Dataset entries:
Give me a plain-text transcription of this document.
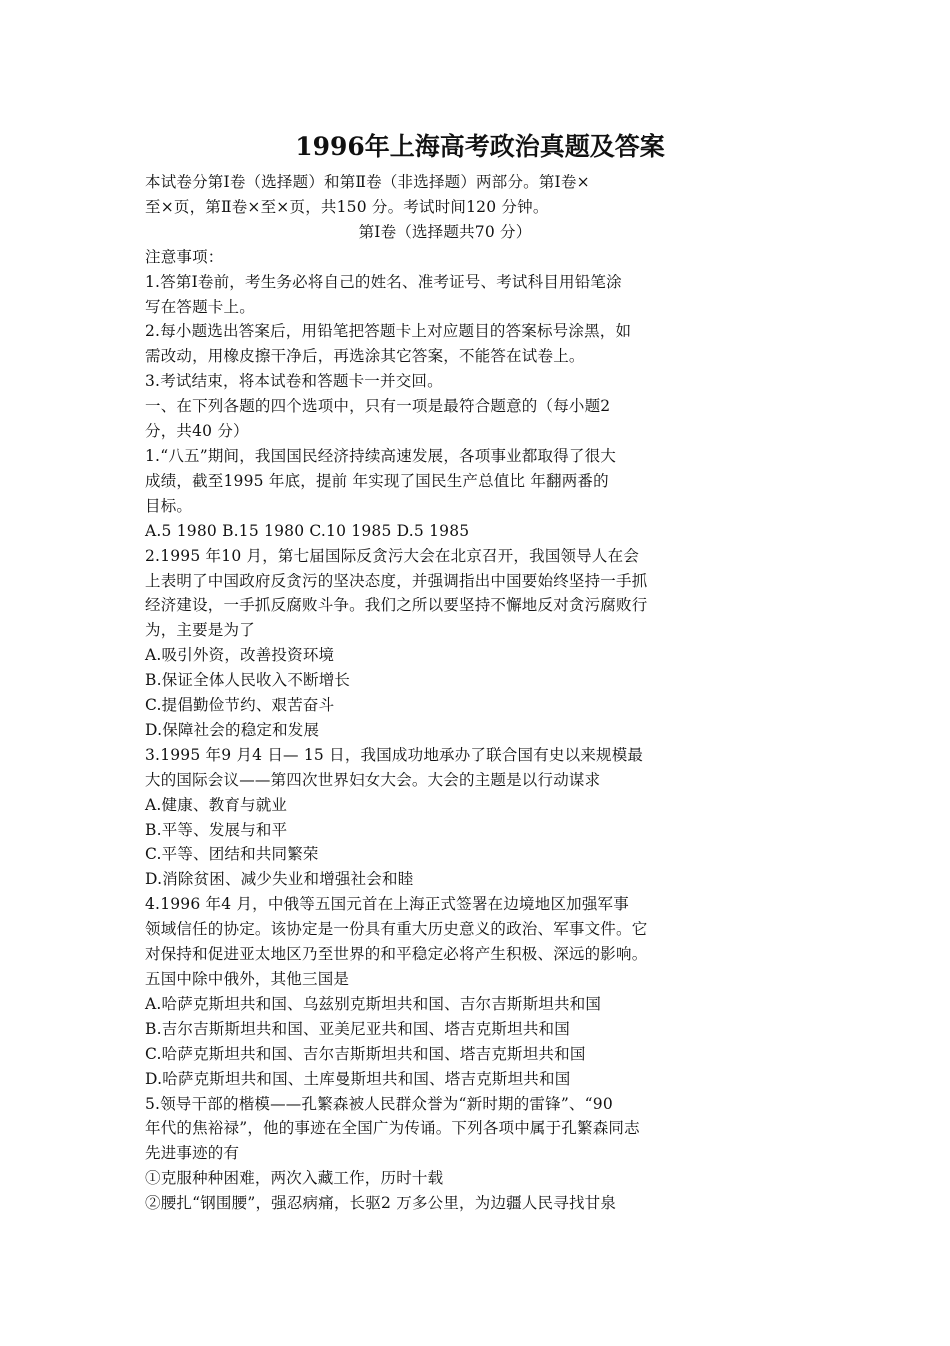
1996年上海高考政治真题及答案
本试卷分第Ⅰ卷（选择题）和第Ⅱ卷（非选择题）两部分。第Ⅰ卷×
至×页，第Ⅱ卷×至×页，共150 分。考试时间120 分钟。
第Ⅰ卷（选择题共70 分）
注意事项：
1.答第Ⅰ卷前，考生务必将自己的姓名、准考证号、考试科目用铅笔涂
写在答题卡上。
2.每小题选出答案后，用铅笔把答题卡上对应题目的答案标号涂黑，如
需改动，用橡皮擦干净后，再选涂其它答案，不能答在试卷上。
3.考试结束，将本试卷和答题卡一并交回。
一、在下列各题的四个选项中，只有一项是最符合题意的（每小题2
分，共40 分）
1.“八五”期间，我国国民经济持续高速发展，各项事业都取得了很大
成绩，截至1995 年底，提前 年实现了国民生产总值比 年翻两番的
目标。
A.5 1980 B.15 1980 C.10 1985 D.5 1985
2.1995 年10 月，第七届国际反贪污大会在北京召开，我国领导人在会
上表明了中国政府反贪污的坚决态度，并强调指出中国要始终坚持一手抓
经济建设，一手抓反腐败斗争。我们之所以要坚持不懈地反对贪污腐败行
为，主要是为了
A.吸引外资，改善投资环境
B.保证全体人民收入不断增长
C.提倡勤俭节约、艰苦奋斗
D.保障社会的稳定和发展
3.1995 年9 月4 日— 15 日，我国成功地承办了联合国有史以来规模最
大的国际会议——第四次世界妇女大会。大会的主题是以行动谋求
A.健康、教育与就业
B.平等、发展与和平
C.平等、团结和共同繁荣
D.消除贫困、减少失业和增强社会和睦
4.1996 年4 月，中俄等五国元首在上海正式签署在边境地区加强军事
领域信任的协定。该协定是一份具有重大历史意义的政治、军事文件。它
对保持和促进亚太地区乃至世界的和平稳定必将产生积极、深远的影响。
五国中除中俄外，其他三国是
A.哈萨克斯坦共和国、乌兹别克斯坦共和国、吉尔吉斯斯坦共和国
B.吉尔吉斯斯坦共和国、亚美尼亚共和国、塔吉克斯坦共和国
C.哈萨克斯坦共和国、吉尔吉斯斯坦共和国、塔吉克斯坦共和国
D.哈萨克斯坦共和国、土库曼斯坦共和国、塔吉克斯坦共和国
5.领导干部的楷模——孔繁森被人民群众誉为“新时期的雷锋”、“90
年代的焦裕禄”，他的事迹在全国广为传诵。下列各项中属于孔繁森同志
先进事迹的有
①克服种种困难，两次入藏工作，历时十载
②腰扎“钢围腰”，强忍病痛，长驱2 万多公里，为边疆人民寻找甘泉
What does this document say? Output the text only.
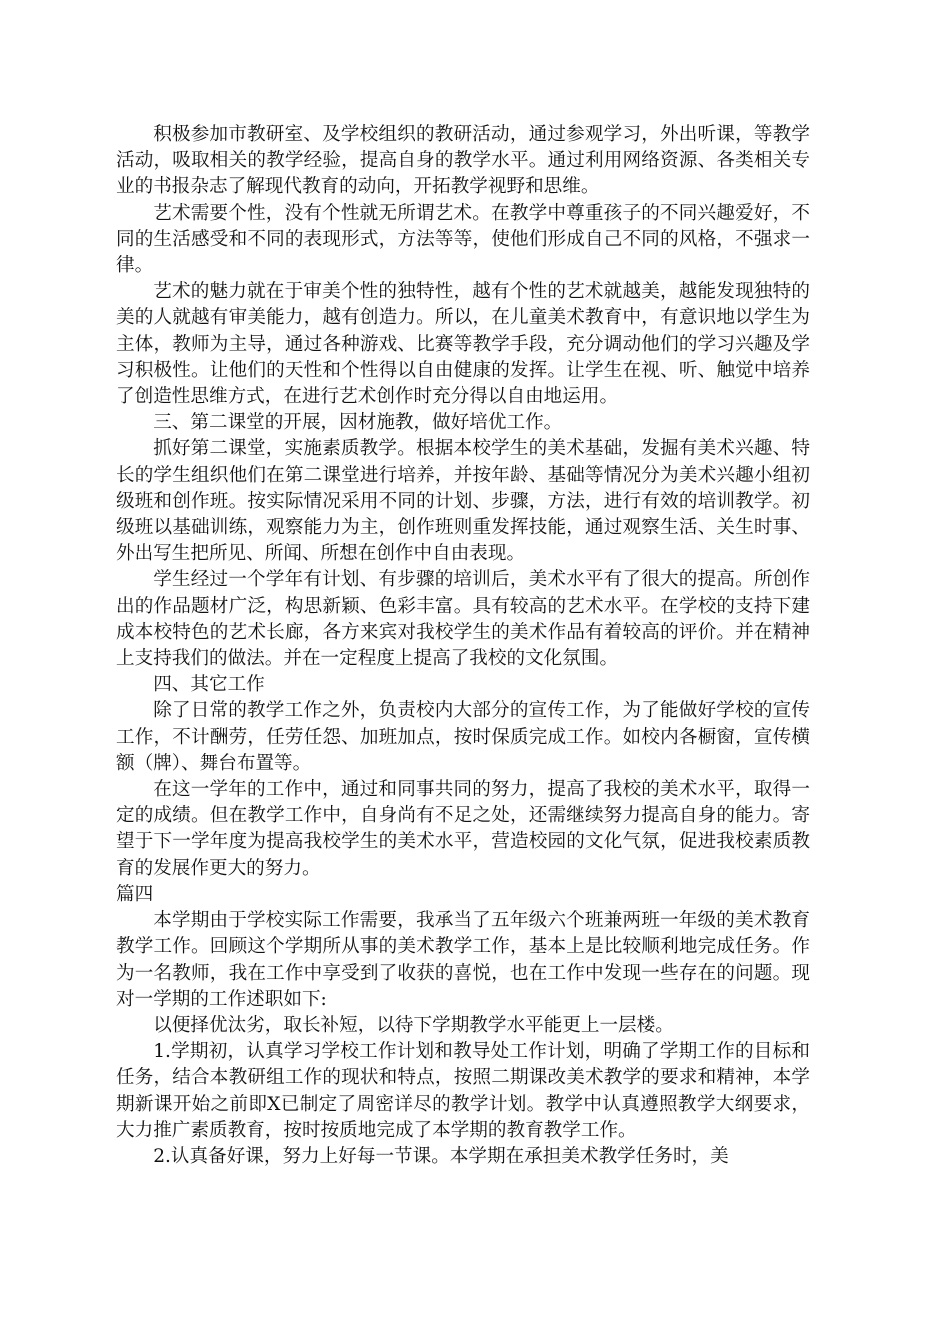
积极参加市教研室、及学校组织的教研活动，通过参观学习，外出听课，等教学活动，吸取相关的教学经验，提高自身的教学水平。通过利用网络资源、各类相关专业的书报杂志了解现代教育的动向，开拓教学视野和思维。

艺术需要个性，没有个性就无所谓艺术。在教学中尊重孩子的不同兴趣爱好，不同的生活感受和不同的表现形式，方法等等，使他们形成自己不同的风格，不强求一律。

艺术的魅力就在于审美个性的独特性，越有个性的艺术就越美，越能发现独特的美的人就越有审美能力，越有创造力。所以，在儿童美术教育中，有意识地以学生为主体，教师为主导，通过各种游戏、比赛等教学手段，充分调动他们的学习兴趣及学习积极性。让他们的天性和个性得以自由健康的发挥。让学生在视、听、触觉中培养了创造性思维方式，在进行艺术创作时充分得以自由地运用。

三、第二课堂的开展，因材施教，做好培优工作。

抓好第二课堂，实施素质教学。根据本校学生的美术基础，发掘有美术兴趣、特长的学生组织他们在第二课堂进行培养，并按年龄、基础等情况分为美术兴趣小组初级班和创作班。按实际情况采用不同的计划、步骤，方法，进行有效的培训教学。初级班以基础训练，观察能力为主，创作班则重发挥技能，通过观察生活、关生时事、外出写生把所见、所闻、所想在创作中自由表现。

学生经过一个学年有计划、有步骤的培训后，美术水平有了很大的提高。所创作出的作品题材广泛，构思新颖、色彩丰富。具有较高的艺术水平。在学校的支持下建成本校特色的艺术长廊，各方来宾对我校学生的美术作品有着较高的评价。并在精神上支持我们的做法。并在一定程度上提高了我校的文化氛围。

四、其它工作

除了日常的教学工作之外，负责校内大部分的宣传工作，为了能做好学校的宣传工作，不计酬劳，任劳任怨、加班加点，按时保质完成工作。如校内各橱窗，宣传横额（牌）、舞台布置等。

在这一学年的工作中，通过和同事共同的努力，提高了我校的美术水平，取得一定的成绩。但在教学工作中，自身尚有不足之处，还需继续努力提高自身的能力。寄望于下一学年度为提高我校学生的美术水平，营造校园的文化气氛，促进我校素质教育的发展作更大的努力。

篇四

本学期由于学校实际工作需要，我承当了五年级六个班兼两班一年级的美术教育教学工作。回顾这个学期所从事的美术教学工作，基本上是比较顺利地完成任务。作为一名教师，我在工作中享受到了收获的喜悦，也在工作中发现一些存在的问题。现对一学期的工作述职如下:

以便择优汰劣，取长补短，以待下学期教学水平能更上一层楼。

1.学期初，认真学习学校工作计划和教导处工作计划，明确了学期工作的目标和任务，结合本教研组工作的现状和特点，按照二期课改美术教学的要求和精神，本学期新课开始之前即X已制定了周密详尽的教学计划。教学中认真遵照教学大纲要求，大力推广素质教育，按时按质地完成了本学期的教育教学工作。

2.认真备好课，努力上好每一节课。本学期在承担美术教学任务时，美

• **WRITTEN REQUEST**
Copy the material exactly. Do not include the pictures.

• **EXERCISE ANSWER**
Give me a plain-text transcription of this document.
1996年上海高考政治真题及答案
本试卷分第Ⅰ卷（选择题）和第Ⅱ卷（非选择题）两部分。第Ⅰ卷×
至×页，第Ⅱ卷×至×页，共150 分。考试时间120 分钟。
第Ⅰ卷（选择题共70 分）
注意事项：
1.答第Ⅰ卷前，考生务必将自己的姓名、准考证号、考试科目用铅笔涂
写在答题卡上。
2.每小题选出答案后，用铅笔把答题卡上对应题目的答案标号涂黑，如
需改动，用橡皮擦干净后，再选涂其它答案，不能答在试卷上。
3.考试结束，将本试卷和答题卡一并交回。
一、在下列各题的四个选项中，只有一项是最符合题意的（每小题2
分，共40 分）
1.“八五”期间，我国国民经济持续高速发展，各项事业都取得了很大
成绩，截至1995 年底，提前 年实现了国民生产总值比 年翻两番的
目标。
A.5 1980 B.15 1980 C.10 1985 D.5 1985
2.1995 年10 月，第七届国际反贪污大会在北京召开，我国领导人在会
上表明了中国政府反贪污的坚决态度，并强调指出中国要始终坚持一手抓
经济建设，一手抓反腐败斗争。我们之所以要坚持不懈地反对贪污腐败行
为，主要是为了
A.吸引外资，改善投资环境
B.保证全体人民收入不断增长
C.提倡勤俭节约、艰苦奋斗
D.保障社会的稳定和发展
3.1995 年9 月4 日— 15 日，我国成功地承办了联合国有史以来规模最
大的国际会议——第四次世界妇女大会。大会的主题是以行动谋求
A.健康、教育与就业
B.平等、发展与和平
C.平等、团结和共同繁荣
D.消除贫困、减少失业和增强社会和睦
4.1996 年4 月，中俄等五国元首在上海正式签署在边境地区加强军事
领域信任的协定。该协定是一份具有重大历史意义的政治、军事文件。它
对保持和促进亚太地区乃至世界的和平稳定必将产生积极、深远的影响。
五国中除中俄外，其他三国是
A.哈萨克斯坦共和国、乌兹别克斯坦共和国、吉尔吉斯斯坦共和国
B.吉尔吉斯斯坦共和国、亚美尼亚共和国、塔吉克斯坦共和国
C.哈萨克斯坦共和国、吉尔吉斯斯坦共和国、塔吉克斯坦共和国
D.哈萨克斯坦共和国、土库曼斯坦共和国、塔吉克斯坦共和国
5.领导干部的楷模——孔繁森被人民群众誉为“新时期的雷锋”、“90
年代的焦裕禄”，他的事迹在全国广为传诵。下列各项中属于孔繁森同志
先进事迹的有
①克服种种困难，两次入藏工作，历时十载
②腰扎“钢围腰”，强忍病痛，长驱2 万多公里，为边疆人民寻找甘泉
What does this document say? Output the text only.
积极参加市教研室、及学校组织的教研活动，通过参观学习，外出听课，等教学活动，吸取相关的教学经验，提高自身的教学水平。通过利用网络资源、各类相关专业的书报杂志了解现代教育的动向，开拓教学视野和思维。

艺术需要个性，没有个性就无所谓艺术。在教学中尊重孩子的不同兴趣爱好，不同的生活感受和不同的表现形式，方法等等，使他们形成自己不同的风格，不强求一律。

艺术的魅力就在于审美个性的独特性，越有个性的艺术就越美，越能发现独特的美的人就越有审美能力，越有创造力。所以，在儿童美术教育中，有意识地以学生为主体，教师为主导，通过各种游戏、比赛等教学手段，充分调动他们的学习兴趣及学习积极性。让他们的天性和个性得以自由健康的发挥。让学生在视、听、触觉中培养了创造性思维方式，在进行艺术创作时充分得以自由地运用。

三、第二课堂的开展，因材施教，做好培优工作。

抓好第二课堂，实施素质教学。根据本校学生的美术基础，发掘有美术兴趣、特长的学生组织他们在第二课堂进行培养，并按年龄、基础等情况分为美术兴趣小组初级班和创作班。按实际情况采用不同的计划、步骤，方法，进行有效的培训教学。初级班以基础训练，观察能力为主，创作班则重发挥技能，通过观察生活、关生时事、外出写生把所见、所闻、所想在创作中自由表现。

学生经过一个学年有计划、有步骤的培训后，美术水平有了很大的提高。所创作出的作品题材广泛，构思新颖、色彩丰富。具有较高的艺术水平。在学校的支持下建成本校特色的艺术长廊，各方来宾对我校学生的美术作品有着较高的评价。并在精神上支持我们的做法。并在一定程度上提高了我校的文化氛围。

四、其它工作

除了日常的教学工作之外，负责校内大部分的宣传工作，为了能做好学校的宣传工作，不计酬劳，任劳任怨、加班加点，按时保质完成工作。如校内各橱窗，宣传横额（牌）、舞台布置等。

在这一学年的工作中，通过和同事共同的努力，提高了我校的美术水平，取得一定的成绩。但在教学工作中，自身尚有不足之处，还需继续努力提高自身的能力。寄望于下一学年度为提高我校学生的美术水平，营造校园的文化气氛，促进我校素质教育的发展作更大的努力。

篇四

本学期由于学校实际工作需要，我承当了五年级六个班兼两班一年级的美术教育教学工作。回顾这个学期所从事的美术教学工作，基本上是比较顺利地完成任务。作为一名教师，我在工作中享受到了收获的喜悦，也在工作中发现一些存在的问题。现对一学期的工作述职如下:

以便择优汰劣，取长补短，以待下学期教学水平能更上一层楼。

1.学期初，认真学习学校工作计划和教导处工作计划，明确了学期工作的目标和任务，结合本教研组工作的现状和特点，按照二期课改美术教学的要求和精神，本学期新课开始之前即X已制定了周密详尽的教学计划。教学中认真遵照教学大纲要求，大力推广素质教育，按时按质地完成了本学期的教育教学工作。

2.认真备好课，努力上好每一节课。本学期在承担美术教学任务时，美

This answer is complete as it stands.